Stored data entries:
--
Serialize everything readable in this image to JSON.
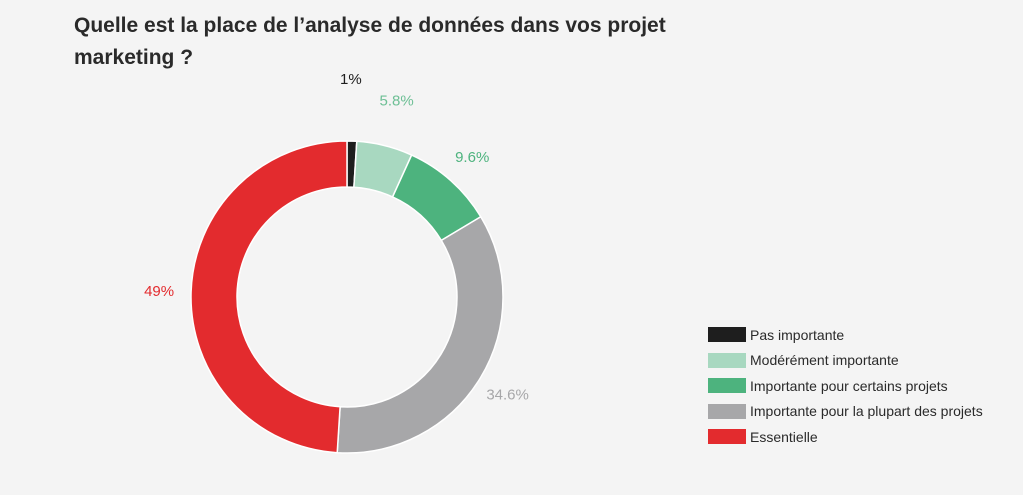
{
  "title": "Quelle est la place de l’analyse de données dans vos projet marketing ?",
  "chart_data": {
    "type": "pie",
    "donut": true,
    "title": "Quelle est la place de l’analyse de données dans vos projet marketing ?",
    "legend_position": "bottom-right",
    "slices": [
      {
        "label": "Pas importante",
        "value": 1,
        "display": "1%",
        "color": "#1e1e1e",
        "label_color": "#1e1e1e"
      },
      {
        "label": "Modérément importante",
        "value": 5.8,
        "display": "5.8%",
        "color": "#a8d8c0",
        "label_color": "#6dbf95"
      },
      {
        "label": "Importante pour certains projets",
        "value": 9.6,
        "display": "9.6%",
        "color": "#4db37e",
        "label_color": "#4db37e"
      },
      {
        "label": "Importante pour la plupart des projets",
        "value": 34.6,
        "display": "34.6%",
        "color": "#a7a7a9",
        "label_color": "#a7a7a9"
      },
      {
        "label": "Essentielle",
        "value": 49,
        "display": "49%",
        "color": "#e32b2e",
        "label_color": "#e32b2e"
      }
    ]
  }
}
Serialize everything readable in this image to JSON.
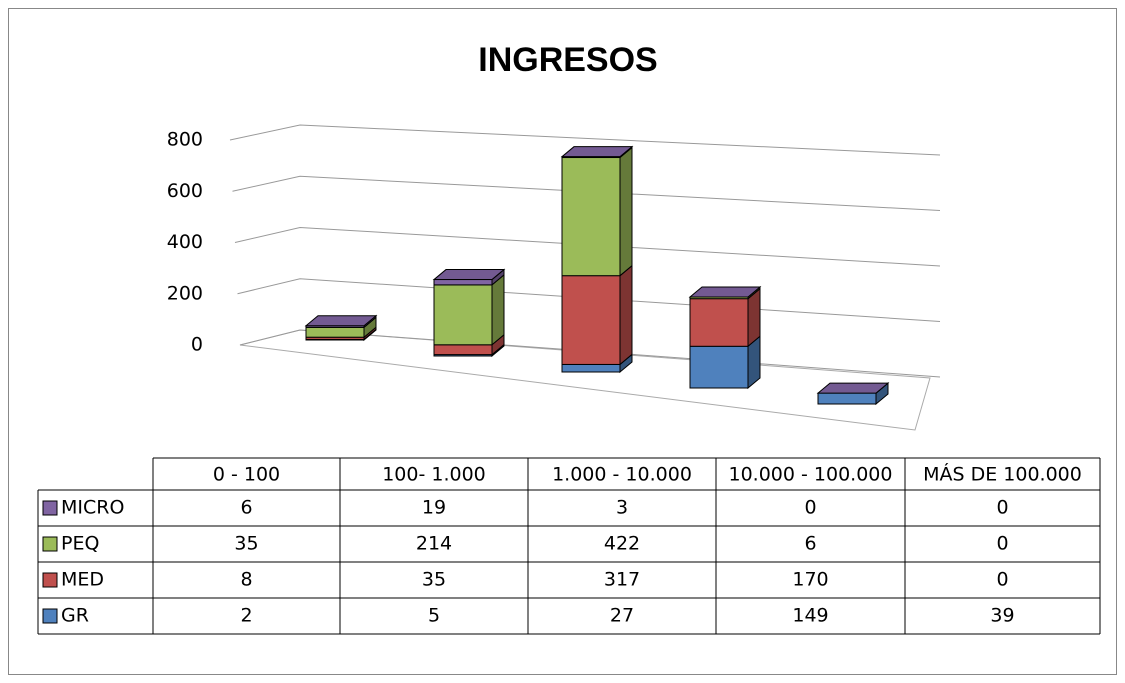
{
  "chart_data": {
    "type": "bar3d-stacked",
    "title": "INGRESOS",
    "categories": [
      "0 - 100",
      "100- 1.000",
      "1.000 - 10.000",
      "10.000 - 100.000",
      "MÁS DE 100.000"
    ],
    "series": [
      {
        "name": "GR",
        "color": "#4f81bd",
        "values": [
          2,
          5,
          27,
          149,
          39
        ]
      },
      {
        "name": "MED",
        "color": "#c0504d",
        "values": [
          8,
          35,
          317,
          170,
          0
        ]
      },
      {
        "name": "PEQ",
        "color": "#9bbb59",
        "values": [
          35,
          214,
          422,
          6,
          0
        ]
      },
      {
        "name": "MICRO",
        "color": "#8064a2",
        "values": [
          6,
          19,
          3,
          0,
          0
        ]
      }
    ],
    "ylim": [
      0,
      800
    ],
    "yticks": [
      0,
      200,
      400,
      600,
      800
    ],
    "grid": true
  }
}
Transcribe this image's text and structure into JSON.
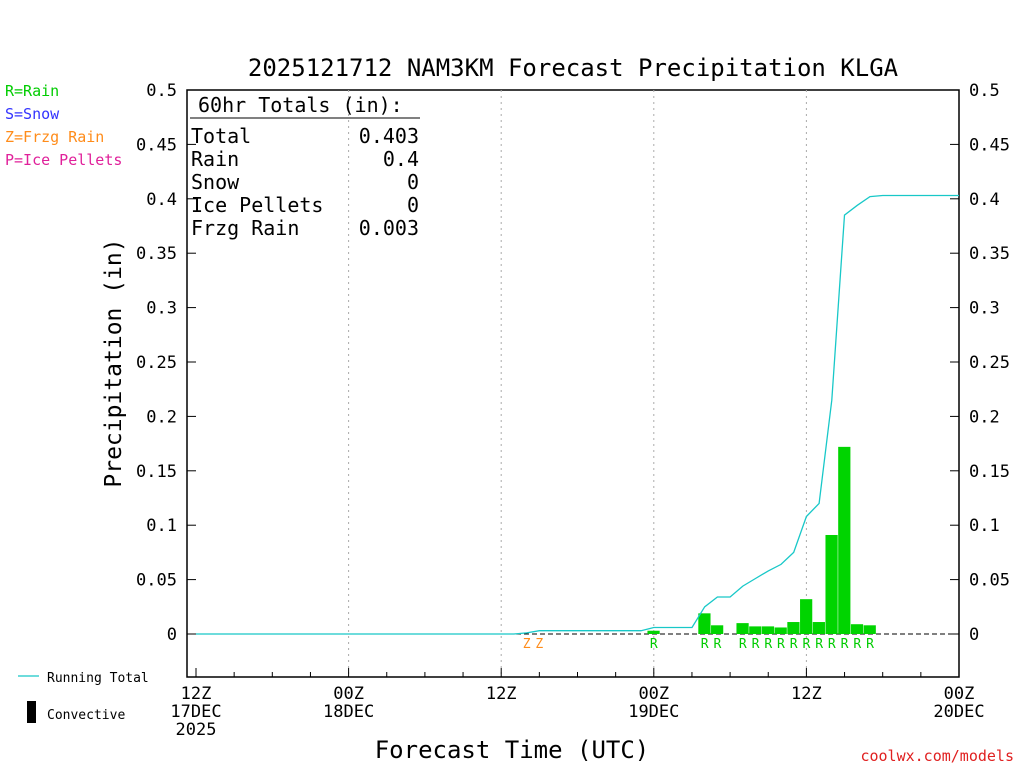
{
  "title": "2025121712 NAM3KM Forecast Precipitation KLGA",
  "legend_types": [
    {
      "text": "R=Rain",
      "color": "#00cc00"
    },
    {
      "text": "S=Snow",
      "color": "#3333ff"
    },
    {
      "text": "Z=Frzg Rain",
      "color": "#ff8c1a"
    },
    {
      "text": "P=Ice Pellets",
      "color": "#e0209a"
    }
  ],
  "totals": {
    "heading": "60hr Totals (in):",
    "rows": [
      {
        "label": "Total",
        "value": "0.403"
      },
      {
        "label": "Rain",
        "value": "0.4"
      },
      {
        "label": "Snow",
        "value": "0"
      },
      {
        "label": "Ice Pellets",
        "value": "0"
      },
      {
        "label": "Frzg Rain",
        "value": "0.003"
      }
    ]
  },
  "bottom_legend": {
    "running_total": "Running Total",
    "convective": "Convective"
  },
  "credit": "coolwx.com/models",
  "colors": {
    "bar": "#00d400",
    "line": "#18c8c8",
    "rain": "#00cc00",
    "frzg": "#ff8c1a",
    "credit": "#e02020"
  },
  "chart_data": {
    "type": "bar",
    "ylabel": "Precipitation (in)",
    "xlabel": "Forecast Time (UTC)",
    "xlim": [
      0,
      60
    ],
    "ylim": [
      -0.04,
      0.5
    ],
    "yticks": [
      0,
      0.05,
      0.1,
      0.15,
      0.2,
      0.25,
      0.3,
      0.35,
      0.4,
      0.45,
      0.5
    ],
    "ytick_labels": [
      "0",
      "0.05",
      "0.1",
      "0.15",
      "0.2",
      "0.25",
      "0.3",
      "0.35",
      "0.4",
      "0.45",
      "0.5"
    ],
    "xticks": [
      {
        "hour": 0,
        "lines": [
          "12Z",
          "17DEC",
          "2025"
        ]
      },
      {
        "hour": 12,
        "lines": [
          "00Z",
          "18DEC"
        ]
      },
      {
        "hour": 24,
        "lines": [
          "12Z"
        ]
      },
      {
        "hour": 36,
        "lines": [
          "00Z",
          "19DEC"
        ]
      },
      {
        "hour": 48,
        "lines": [
          "12Z"
        ]
      },
      {
        "hour": 60,
        "lines": [
          "00Z",
          "20DEC"
        ]
      }
    ],
    "grid_hours": [
      12,
      24,
      36,
      48
    ],
    "bars": [
      {
        "hour": 26,
        "value": 0.001,
        "type": "Z"
      },
      {
        "hour": 27,
        "value": 0.002,
        "type": "Z"
      },
      {
        "hour": 36,
        "value": 0.003,
        "type": "R"
      },
      {
        "hour": 40,
        "value": 0.019,
        "type": "R"
      },
      {
        "hour": 41,
        "value": 0.008,
        "type": "R"
      },
      {
        "hour": 43,
        "value": 0.01,
        "type": "R"
      },
      {
        "hour": 44,
        "value": 0.007,
        "type": "R"
      },
      {
        "hour": 45,
        "value": 0.007,
        "type": "R"
      },
      {
        "hour": 46,
        "value": 0.006,
        "type": "R"
      },
      {
        "hour": 47,
        "value": 0.011,
        "type": "R"
      },
      {
        "hour": 48,
        "value": 0.032,
        "type": "R"
      },
      {
        "hour": 49,
        "value": 0.011,
        "type": "R"
      },
      {
        "hour": 50,
        "value": 0.091,
        "type": "R"
      },
      {
        "hour": 51,
        "value": 0.172,
        "type": "R"
      },
      {
        "hour": 52,
        "value": 0.009,
        "type": "R"
      },
      {
        "hour": 53,
        "value": 0.008,
        "type": "R"
      }
    ],
    "running_total": [
      [
        0,
        0
      ],
      [
        25,
        0
      ],
      [
        26,
        0.001
      ],
      [
        27,
        0.003
      ],
      [
        28,
        0.003
      ],
      [
        35,
        0.003
      ],
      [
        36,
        0.006
      ],
      [
        39,
        0.006
      ],
      [
        40,
        0.025
      ],
      [
        41,
        0.034
      ],
      [
        42,
        0.034
      ],
      [
        43,
        0.044
      ],
      [
        44,
        0.051
      ],
      [
        45,
        0.058
      ],
      [
        46,
        0.064
      ],
      [
        47,
        0.075
      ],
      [
        48,
        0.108
      ],
      [
        49,
        0.12
      ],
      [
        50,
        0.215
      ],
      [
        51,
        0.385
      ],
      [
        52,
        0.394
      ],
      [
        53,
        0.402
      ],
      [
        54,
        0.403
      ],
      [
        60,
        0.403
      ]
    ]
  }
}
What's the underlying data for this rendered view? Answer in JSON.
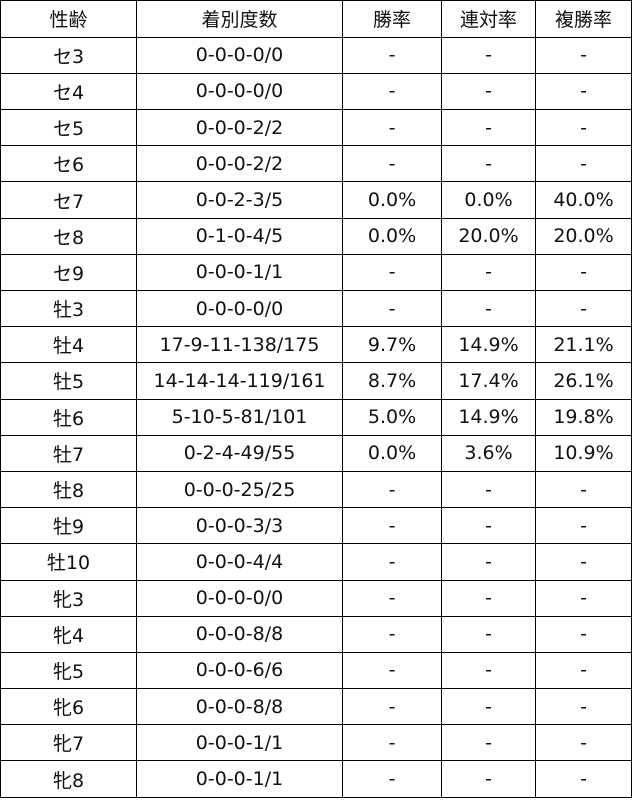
--
Copy out all the entries exactly. Images stay out of the copy.

- SOLUTION FOR THIS TASK
Serialize everything readable in this image to JSON.
{
  "title": "Quelle est la place de l’analyse de données dans vos projet marketing ?",
  "chart_data": {
    "type": "pie",
    "donut": true,
    "title": "Quelle est la place de l’analyse de données dans vos projet marketing ?",
    "legend_position": "bottom-right",
    "slices": [
      {
        "label": "Pas importante",
        "value": 1,
        "display": "1%",
        "color": "#1e1e1e",
        "label_color": "#1e1e1e"
      },
      {
        "label": "Modérément importante",
        "value": 5.8,
        "display": "5.8%",
        "color": "#a8d8c0",
        "label_color": "#6dbf95"
      },
      {
        "label": "Importante pour certains projets",
        "value": 9.6,
        "display": "9.6%",
        "color": "#4db37e",
        "label_color": "#4db37e"
      },
      {
        "label": "Importante pour la plupart des projets",
        "value": 34.6,
        "display": "34.6%",
        "color": "#a7a7a9",
        "label_color": "#a7a7a9"
      },
      {
        "label": "Essentielle",
        "value": 49,
        "display": "49%",
        "color": "#e32b2e",
        "label_color": "#e32b2e"
      }
    ]
  }
}
Serialize everything readable in this image to JSON.
{
  "chart_data": {
    "type": "bar3d-stacked",
    "title": "INGRESOS",
    "categories": [
      "0 - 100",
      "100- 1.000",
      "1.000 - 10.000",
      "10.000 - 100.000",
      "MÁS DE 100.000"
    ],
    "series": [
      {
        "name": "GR",
        "color": "#4f81bd",
        "values": [
          2,
          5,
          27,
          149,
          39
        ]
      },
      {
        "name": "MED",
        "color": "#c0504d",
        "values": [
          8,
          35,
          317,
          170,
          0
        ]
      },
      {
        "name": "PEQ",
        "color": "#9bbb59",
        "values": [
          35,
          214,
          422,
          6,
          0
        ]
      },
      {
        "name": "MICRO",
        "color": "#8064a2",
        "values": [
          6,
          19,
          3,
          0,
          0
        ]
      }
    ],
    "ylim": [
      0,
      800
    ],
    "yticks": [
      0,
      200,
      400,
      600,
      800
    ],
    "grid": true
  }
}
Transcribe this image's text and structure into JSON.
{
  "title": "2025121712 NAM3KM Forecast Precipitation KLGA",
  "legend_types": [
    {
      "text": "R=Rain",
      "color": "#00cc00"
    },
    {
      "text": "S=Snow",
      "color": "#3333ff"
    },
    {
      "text": "Z=Frzg Rain",
      "color": "#ff8c1a"
    },
    {
      "text": "P=Ice Pellets",
      "color": "#e0209a"
    }
  ],
  "totals": {
    "heading": "60hr Totals (in):",
    "rows": [
      {
        "label": "Total",
        "value": "0.403"
      },
      {
        "label": "Rain",
        "value": "0.4"
      },
      {
        "label": "Snow",
        "value": "0"
      },
      {
        "label": "Ice Pellets",
        "value": "0"
      },
      {
        "label": "Frzg Rain",
        "value": "0.003"
      }
    ]
  },
  "bottom_legend": {
    "running_total": "Running Total",
    "convective": "Convective"
  },
  "credit": "coolwx.com/models",
  "colors": {
    "bar": "#00d400",
    "line": "#18c8c8",
    "rain": "#00cc00",
    "frzg": "#ff8c1a",
    "credit": "#e02020"
  },
  "chart_data": {
    "type": "bar",
    "ylabel": "Precipitation (in)",
    "xlabel": "Forecast Time (UTC)",
    "xlim": [
      0,
      60
    ],
    "ylim": [
      -0.04,
      0.5
    ],
    "yticks": [
      0,
      0.05,
      0.1,
      0.15,
      0.2,
      0.25,
      0.3,
      0.35,
      0.4,
      0.45,
      0.5
    ],
    "ytick_labels": [
      "0",
      "0.05",
      "0.1",
      "0.15",
      "0.2",
      "0.25",
      "0.3",
      "0.35",
      "0.4",
      "0.45",
      "0.5"
    ],
    "xticks": [
      {
        "hour": 0,
        "lines": [
          "12Z",
          "17DEC",
          "2025"
        ]
      },
      {
        "hour": 12,
        "lines": [
          "00Z",
          "18DEC"
        ]
      },
      {
        "hour": 24,
        "lines": [
          "12Z"
        ]
      },
      {
        "hour": 36,
        "lines": [
          "00Z",
          "19DEC"
        ]
      },
      {
        "hour": 48,
        "lines": [
          "12Z"
        ]
      },
      {
        "hour": 60,
        "lines": [
          "00Z",
          "20DEC"
        ]
      }
    ],
    "grid_hours": [
      12,
      24,
      36,
      48
    ],
    "bars": [
      {
        "hour": 26,
        "value": 0.001,
        "type": "Z"
      },
      {
        "hour": 27,
        "value": 0.002,
        "type": "Z"
      },
      {
        "hour": 36,
        "value": 0.003,
        "type": "R"
      },
      {
        "hour": 40,
        "value": 0.019,
        "type": "R"
      },
      {
        "hour": 41,
        "value": 0.008,
        "type": "R"
      },
      {
        "hour": 43,
        "value": 0.01,
        "type": "R"
      },
      {
        "hour": 44,
        "value": 0.007,
        "type": "R"
      },
      {
        "hour": 45,
        "value": 0.007,
        "type": "R"
      },
      {
        "hour": 46,
        "value": 0.006,
        "type": "R"
      },
      {
        "hour": 47,
        "value": 0.011,
        "type": "R"
      },
      {
        "hour": 48,
        "value": 0.032,
        "type": "R"
      },
      {
        "hour": 49,
        "value": 0.011,
        "type": "R"
      },
      {
        "hour": 50,
        "value": 0.091,
        "type": "R"
      },
      {
        "hour": 51,
        "value": 0.172,
        "type": "R"
      },
      {
        "hour": 52,
        "value": 0.009,
        "type": "R"
      },
      {
        "hour": 53,
        "value": 0.008,
        "type": "R"
      }
    ],
    "running_total": [
      [
        0,
        0
      ],
      [
        25,
        0
      ],
      [
        26,
        0.001
      ],
      [
        27,
        0.003
      ],
      [
        28,
        0.003
      ],
      [
        35,
        0.003
      ],
      [
        36,
        0.006
      ],
      [
        39,
        0.006
      ],
      [
        40,
        0.025
      ],
      [
        41,
        0.034
      ],
      [
        42,
        0.034
      ],
      [
        43,
        0.044
      ],
      [
        44,
        0.051
      ],
      [
        45,
        0.058
      ],
      [
        46,
        0.064
      ],
      [
        47,
        0.075
      ],
      [
        48,
        0.108
      ],
      [
        49,
        0.12
      ],
      [
        50,
        0.215
      ],
      [
        51,
        0.385
      ],
      [
        52,
        0.394
      ],
      [
        53,
        0.402
      ],
      [
        54,
        0.403
      ],
      [
        60,
        0.403
      ]
    ]
  }
}
What's the underlying data for this rendered view? Answer in JSON.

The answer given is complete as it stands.